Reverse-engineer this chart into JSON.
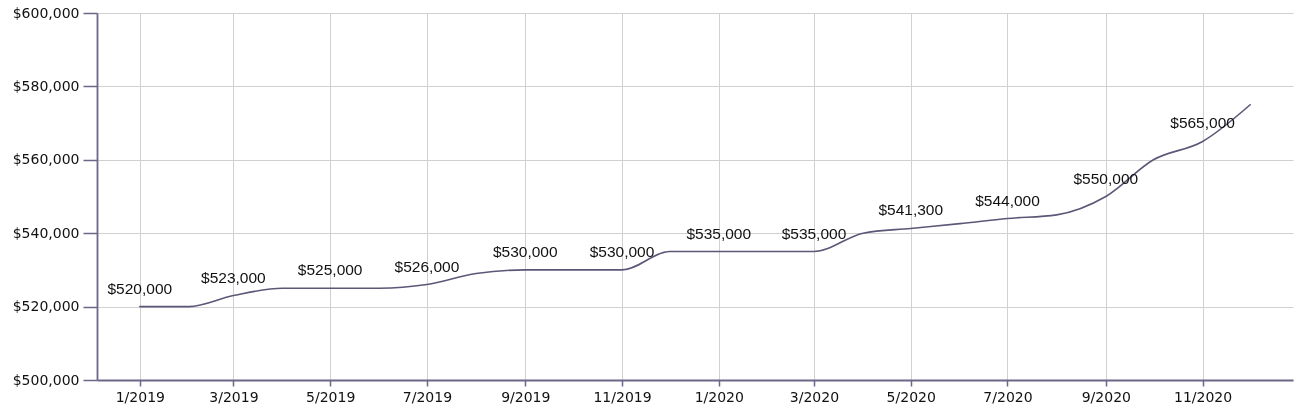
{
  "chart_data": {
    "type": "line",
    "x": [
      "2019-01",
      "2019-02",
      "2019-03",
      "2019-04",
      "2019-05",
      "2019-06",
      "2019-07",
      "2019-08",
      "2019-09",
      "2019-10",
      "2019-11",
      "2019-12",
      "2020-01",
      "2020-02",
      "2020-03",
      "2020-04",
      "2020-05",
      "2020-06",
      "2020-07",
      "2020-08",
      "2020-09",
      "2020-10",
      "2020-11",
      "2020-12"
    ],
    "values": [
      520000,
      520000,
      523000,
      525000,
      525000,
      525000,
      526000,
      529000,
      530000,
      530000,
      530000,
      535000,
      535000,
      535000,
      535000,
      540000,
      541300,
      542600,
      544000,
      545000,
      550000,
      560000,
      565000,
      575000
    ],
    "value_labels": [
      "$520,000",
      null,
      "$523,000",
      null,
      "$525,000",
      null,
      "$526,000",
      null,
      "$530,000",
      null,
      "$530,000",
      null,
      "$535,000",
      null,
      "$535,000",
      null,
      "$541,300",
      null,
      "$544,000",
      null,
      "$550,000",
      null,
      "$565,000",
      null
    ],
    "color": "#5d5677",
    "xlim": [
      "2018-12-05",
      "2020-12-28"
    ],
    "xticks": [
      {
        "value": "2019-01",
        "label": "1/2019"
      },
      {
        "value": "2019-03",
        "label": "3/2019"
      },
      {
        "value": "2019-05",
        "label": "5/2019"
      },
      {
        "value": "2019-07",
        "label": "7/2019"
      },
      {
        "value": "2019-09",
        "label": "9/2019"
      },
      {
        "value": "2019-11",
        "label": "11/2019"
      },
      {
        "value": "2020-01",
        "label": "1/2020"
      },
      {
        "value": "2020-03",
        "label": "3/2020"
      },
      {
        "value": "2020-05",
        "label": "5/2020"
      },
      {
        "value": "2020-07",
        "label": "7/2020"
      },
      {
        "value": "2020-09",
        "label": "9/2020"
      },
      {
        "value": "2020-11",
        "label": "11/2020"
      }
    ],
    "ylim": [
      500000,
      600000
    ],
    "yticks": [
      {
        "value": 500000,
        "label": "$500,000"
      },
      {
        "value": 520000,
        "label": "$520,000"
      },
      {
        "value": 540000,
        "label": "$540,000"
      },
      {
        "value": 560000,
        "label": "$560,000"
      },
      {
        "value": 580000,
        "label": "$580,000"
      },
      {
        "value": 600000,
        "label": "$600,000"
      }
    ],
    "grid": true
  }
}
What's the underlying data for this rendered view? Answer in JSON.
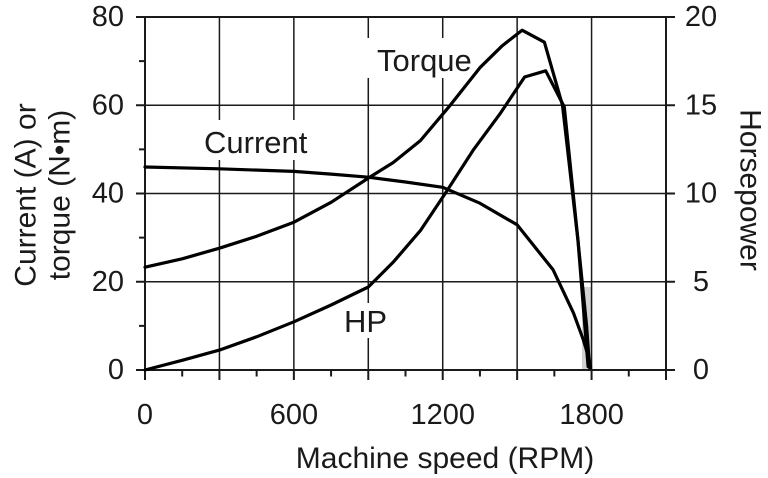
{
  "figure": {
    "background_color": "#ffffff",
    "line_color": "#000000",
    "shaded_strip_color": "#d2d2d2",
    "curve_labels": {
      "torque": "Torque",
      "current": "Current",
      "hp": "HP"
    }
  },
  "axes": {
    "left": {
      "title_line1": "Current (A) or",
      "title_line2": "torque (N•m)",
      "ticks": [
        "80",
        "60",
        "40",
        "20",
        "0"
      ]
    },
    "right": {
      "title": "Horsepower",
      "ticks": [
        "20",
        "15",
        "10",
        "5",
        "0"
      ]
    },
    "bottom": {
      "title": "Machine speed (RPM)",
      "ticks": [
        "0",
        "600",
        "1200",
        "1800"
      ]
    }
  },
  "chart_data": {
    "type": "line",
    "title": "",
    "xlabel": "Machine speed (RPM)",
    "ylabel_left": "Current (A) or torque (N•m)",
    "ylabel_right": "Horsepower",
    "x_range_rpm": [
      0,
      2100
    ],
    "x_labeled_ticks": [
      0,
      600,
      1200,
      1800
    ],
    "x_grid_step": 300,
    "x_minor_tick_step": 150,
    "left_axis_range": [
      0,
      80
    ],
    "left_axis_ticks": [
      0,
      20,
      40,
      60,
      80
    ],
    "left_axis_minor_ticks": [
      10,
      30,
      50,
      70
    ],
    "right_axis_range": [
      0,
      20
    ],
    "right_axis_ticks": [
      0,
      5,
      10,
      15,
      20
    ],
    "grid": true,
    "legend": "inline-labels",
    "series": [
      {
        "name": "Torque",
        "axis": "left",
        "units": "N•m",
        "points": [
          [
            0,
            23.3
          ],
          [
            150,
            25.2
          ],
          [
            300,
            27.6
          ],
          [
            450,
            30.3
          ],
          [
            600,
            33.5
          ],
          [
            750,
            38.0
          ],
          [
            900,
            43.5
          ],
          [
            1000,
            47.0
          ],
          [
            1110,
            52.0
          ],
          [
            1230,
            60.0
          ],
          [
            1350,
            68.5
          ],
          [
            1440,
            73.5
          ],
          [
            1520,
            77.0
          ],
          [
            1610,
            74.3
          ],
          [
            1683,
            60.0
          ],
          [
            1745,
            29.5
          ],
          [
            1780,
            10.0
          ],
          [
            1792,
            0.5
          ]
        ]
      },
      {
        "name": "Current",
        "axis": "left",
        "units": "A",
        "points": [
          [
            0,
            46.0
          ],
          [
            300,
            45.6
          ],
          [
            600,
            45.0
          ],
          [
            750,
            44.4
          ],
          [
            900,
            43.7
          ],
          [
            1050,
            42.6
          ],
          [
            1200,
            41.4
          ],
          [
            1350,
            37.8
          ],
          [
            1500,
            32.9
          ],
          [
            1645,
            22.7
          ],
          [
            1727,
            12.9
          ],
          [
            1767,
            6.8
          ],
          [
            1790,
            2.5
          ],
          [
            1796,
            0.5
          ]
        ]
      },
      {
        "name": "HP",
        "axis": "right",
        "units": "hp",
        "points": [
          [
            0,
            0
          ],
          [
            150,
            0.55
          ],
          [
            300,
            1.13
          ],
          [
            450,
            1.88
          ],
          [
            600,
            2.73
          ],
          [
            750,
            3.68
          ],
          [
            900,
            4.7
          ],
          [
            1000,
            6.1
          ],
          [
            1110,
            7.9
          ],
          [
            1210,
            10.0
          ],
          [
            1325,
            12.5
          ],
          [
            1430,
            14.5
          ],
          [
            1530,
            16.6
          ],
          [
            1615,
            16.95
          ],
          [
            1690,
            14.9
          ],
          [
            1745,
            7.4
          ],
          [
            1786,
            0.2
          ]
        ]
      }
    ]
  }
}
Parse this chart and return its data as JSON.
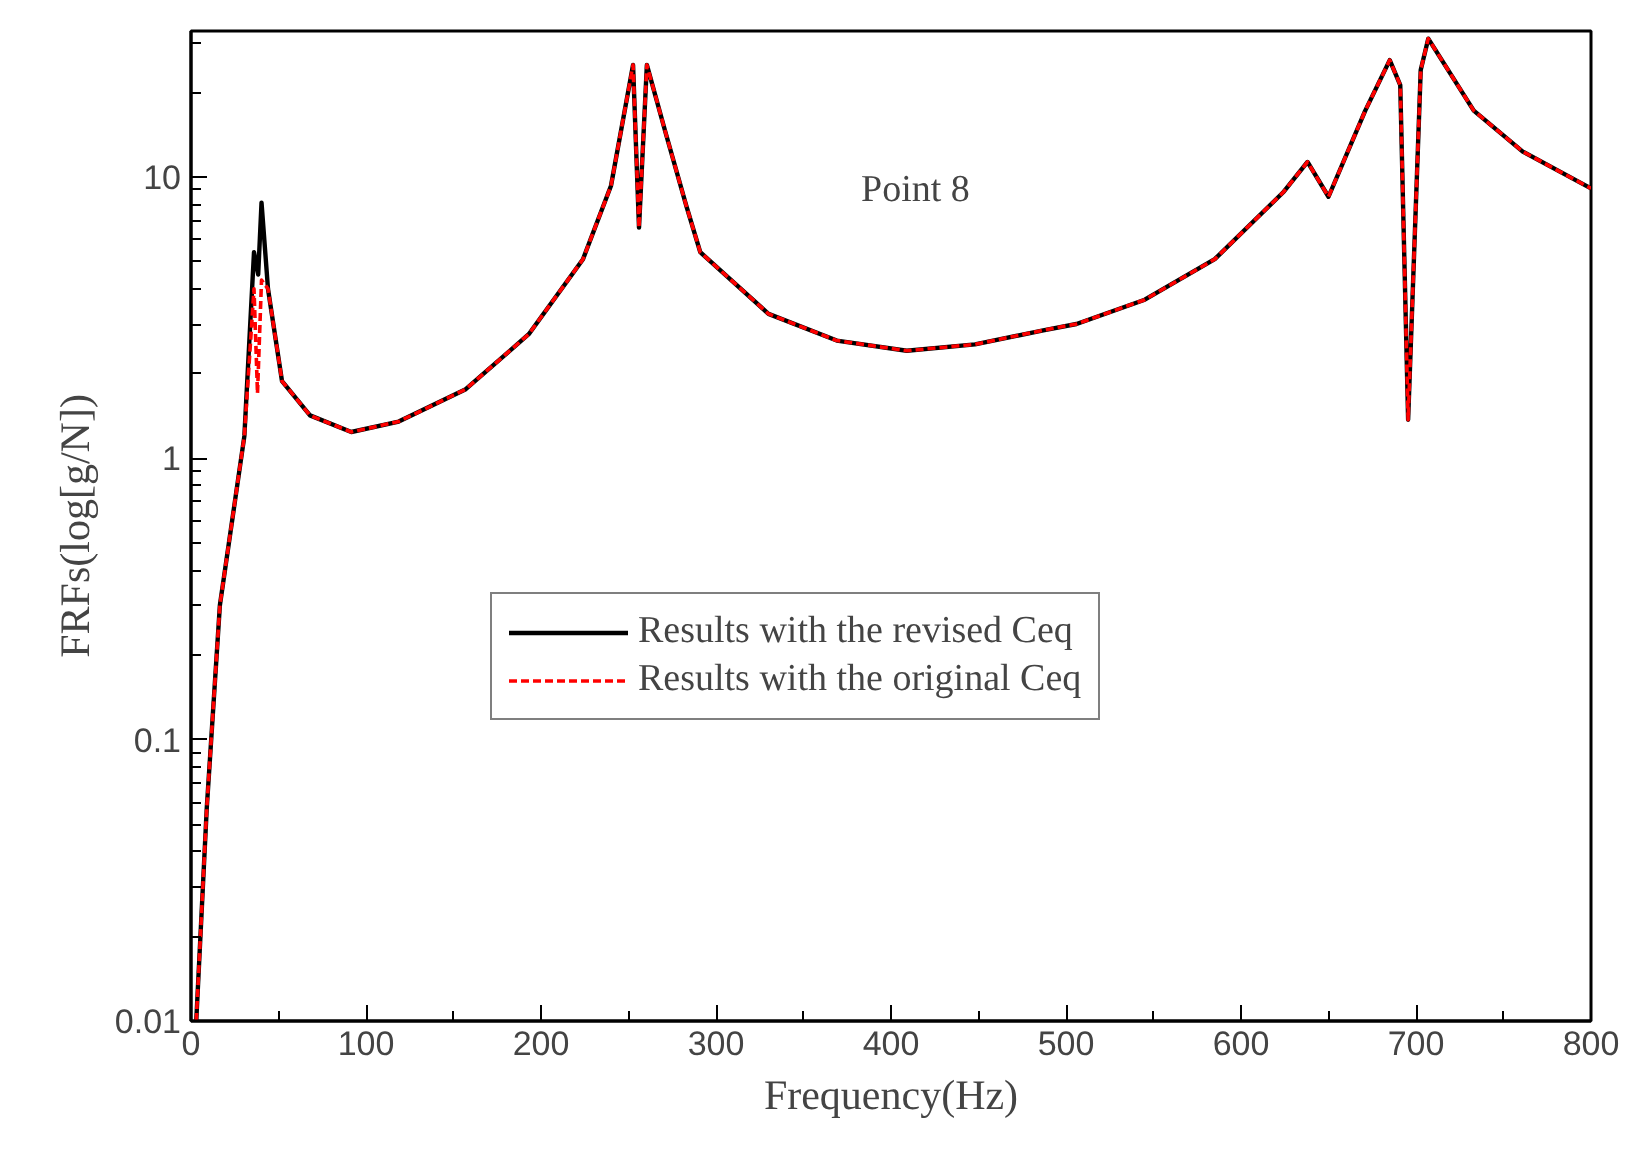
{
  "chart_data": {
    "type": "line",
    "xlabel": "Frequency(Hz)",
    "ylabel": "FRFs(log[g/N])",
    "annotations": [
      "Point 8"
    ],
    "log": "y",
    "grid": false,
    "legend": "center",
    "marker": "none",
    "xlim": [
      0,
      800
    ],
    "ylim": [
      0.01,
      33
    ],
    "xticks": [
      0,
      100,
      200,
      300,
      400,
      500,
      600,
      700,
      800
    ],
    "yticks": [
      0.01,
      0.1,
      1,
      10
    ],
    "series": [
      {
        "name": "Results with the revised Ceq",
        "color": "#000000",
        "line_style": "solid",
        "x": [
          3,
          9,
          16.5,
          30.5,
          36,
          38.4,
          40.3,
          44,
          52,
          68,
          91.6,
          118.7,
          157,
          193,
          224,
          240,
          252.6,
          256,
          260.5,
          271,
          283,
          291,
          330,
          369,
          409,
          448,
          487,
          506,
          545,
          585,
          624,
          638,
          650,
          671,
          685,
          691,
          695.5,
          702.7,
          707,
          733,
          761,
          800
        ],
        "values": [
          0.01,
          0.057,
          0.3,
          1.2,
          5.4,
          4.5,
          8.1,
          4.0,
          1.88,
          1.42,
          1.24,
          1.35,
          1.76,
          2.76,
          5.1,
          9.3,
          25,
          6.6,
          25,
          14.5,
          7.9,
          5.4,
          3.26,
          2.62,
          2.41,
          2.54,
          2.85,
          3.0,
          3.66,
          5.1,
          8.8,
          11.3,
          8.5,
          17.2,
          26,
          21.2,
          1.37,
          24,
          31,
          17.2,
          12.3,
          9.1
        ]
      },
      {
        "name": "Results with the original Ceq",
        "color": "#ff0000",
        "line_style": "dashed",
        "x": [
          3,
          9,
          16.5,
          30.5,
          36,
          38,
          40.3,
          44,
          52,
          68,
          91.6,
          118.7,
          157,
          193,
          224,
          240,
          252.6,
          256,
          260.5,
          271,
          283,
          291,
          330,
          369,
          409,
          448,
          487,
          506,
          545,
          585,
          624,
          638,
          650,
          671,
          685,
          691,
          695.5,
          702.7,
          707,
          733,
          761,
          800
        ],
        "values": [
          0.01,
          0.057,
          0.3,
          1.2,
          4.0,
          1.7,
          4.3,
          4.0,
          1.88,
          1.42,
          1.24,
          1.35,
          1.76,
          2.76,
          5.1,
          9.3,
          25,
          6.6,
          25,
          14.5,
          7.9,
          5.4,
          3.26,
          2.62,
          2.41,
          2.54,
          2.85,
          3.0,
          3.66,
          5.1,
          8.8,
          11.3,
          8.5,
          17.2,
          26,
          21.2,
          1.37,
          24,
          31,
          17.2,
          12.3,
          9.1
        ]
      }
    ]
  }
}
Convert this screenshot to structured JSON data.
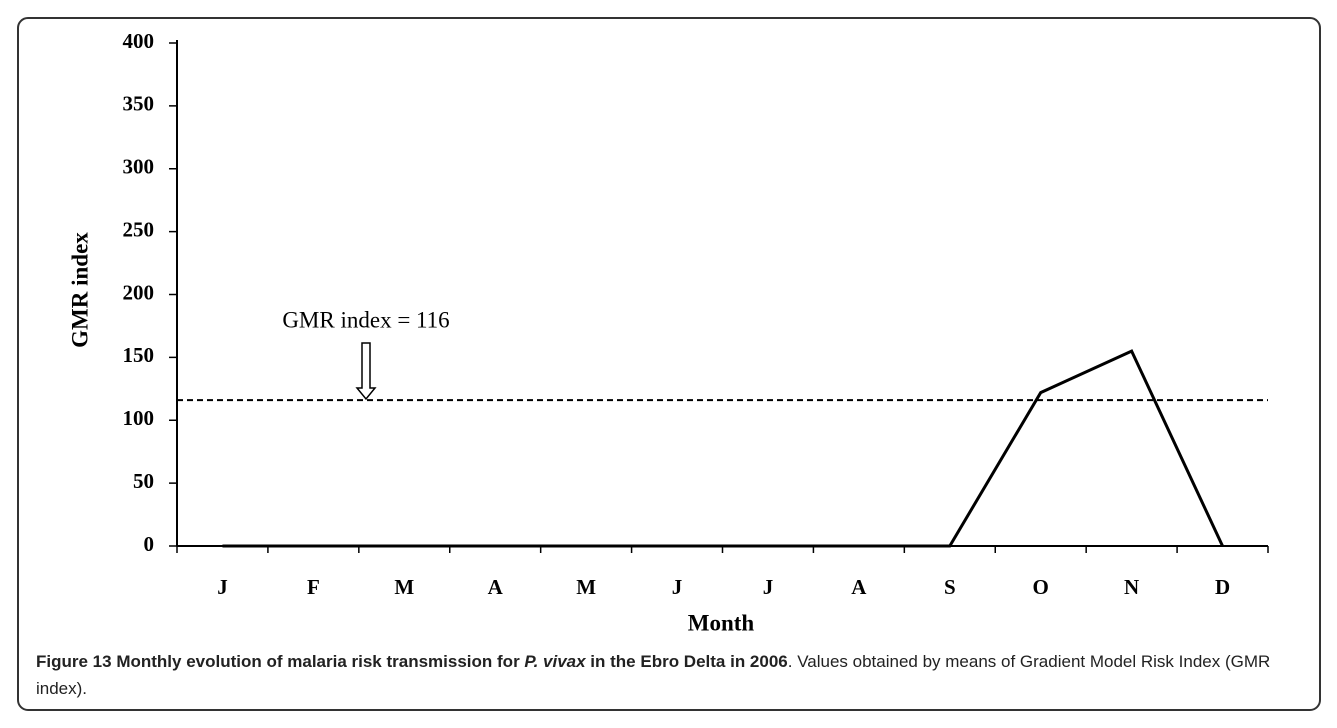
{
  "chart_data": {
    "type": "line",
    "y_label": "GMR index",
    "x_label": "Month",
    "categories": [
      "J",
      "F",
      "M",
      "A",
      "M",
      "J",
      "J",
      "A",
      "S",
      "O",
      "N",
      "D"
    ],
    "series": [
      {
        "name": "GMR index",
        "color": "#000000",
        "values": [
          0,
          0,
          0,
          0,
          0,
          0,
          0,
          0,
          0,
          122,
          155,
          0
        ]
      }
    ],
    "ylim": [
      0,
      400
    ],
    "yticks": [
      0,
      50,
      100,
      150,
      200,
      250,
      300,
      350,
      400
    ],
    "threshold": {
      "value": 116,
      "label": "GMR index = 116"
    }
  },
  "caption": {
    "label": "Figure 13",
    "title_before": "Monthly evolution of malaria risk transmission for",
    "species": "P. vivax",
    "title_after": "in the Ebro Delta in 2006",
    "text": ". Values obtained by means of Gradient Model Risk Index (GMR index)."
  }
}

# # # # # # #

**To be done**. In the entries above, count each line with "legend"; reply with the total only.

**Exercise result**. 2